Stated problem:
Every line that contains the word "carrozas" should be copied.

Given entries:
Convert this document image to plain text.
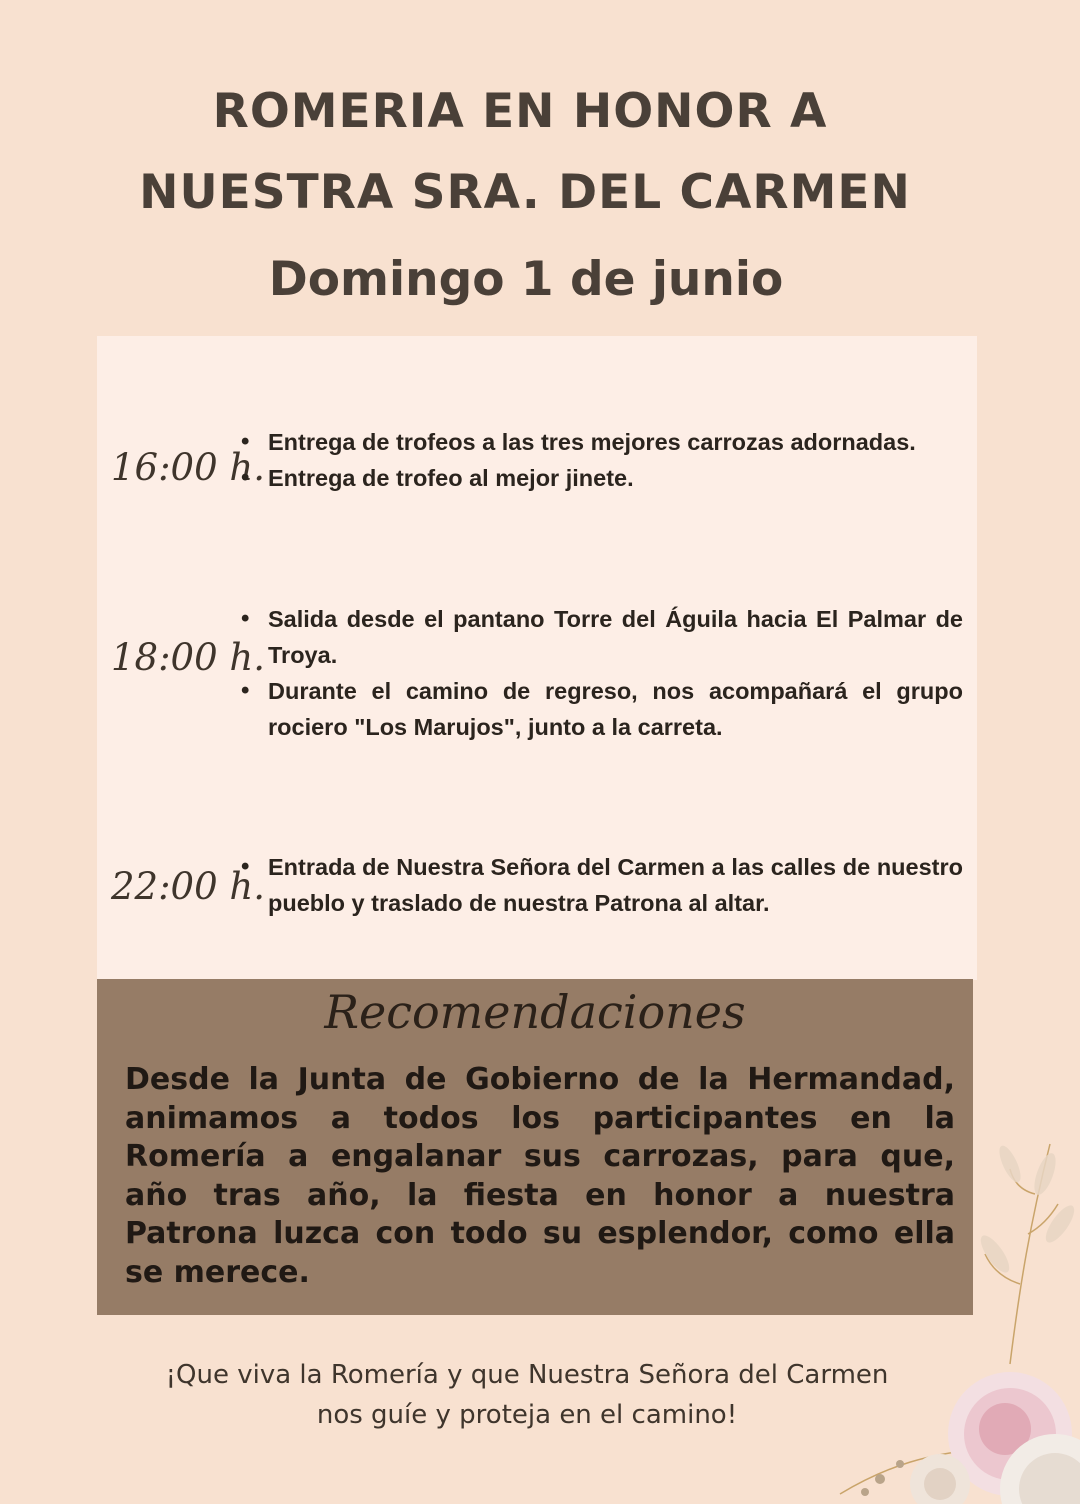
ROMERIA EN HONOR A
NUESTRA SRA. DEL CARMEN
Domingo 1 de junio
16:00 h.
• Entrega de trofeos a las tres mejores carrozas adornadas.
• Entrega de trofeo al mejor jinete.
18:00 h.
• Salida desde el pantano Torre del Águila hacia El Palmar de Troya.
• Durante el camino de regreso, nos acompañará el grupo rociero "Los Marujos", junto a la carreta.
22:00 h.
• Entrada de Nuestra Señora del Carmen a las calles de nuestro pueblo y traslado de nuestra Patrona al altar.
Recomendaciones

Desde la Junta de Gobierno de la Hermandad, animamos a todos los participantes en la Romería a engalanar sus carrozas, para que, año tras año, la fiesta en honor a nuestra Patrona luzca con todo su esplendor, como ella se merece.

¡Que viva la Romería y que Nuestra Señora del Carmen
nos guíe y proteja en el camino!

Solved exercise:
• Entrega de trofeos a las tres mejores carrozas adornadas.
Desde la Junta de Gobierno de la Hermandad, animamos a todos los participantes en la Romería a engalanar sus carrozas, para que, año tras año, la fiesta en honor a nuestra Patrona luzca con todo su esplendor, como ella se merece.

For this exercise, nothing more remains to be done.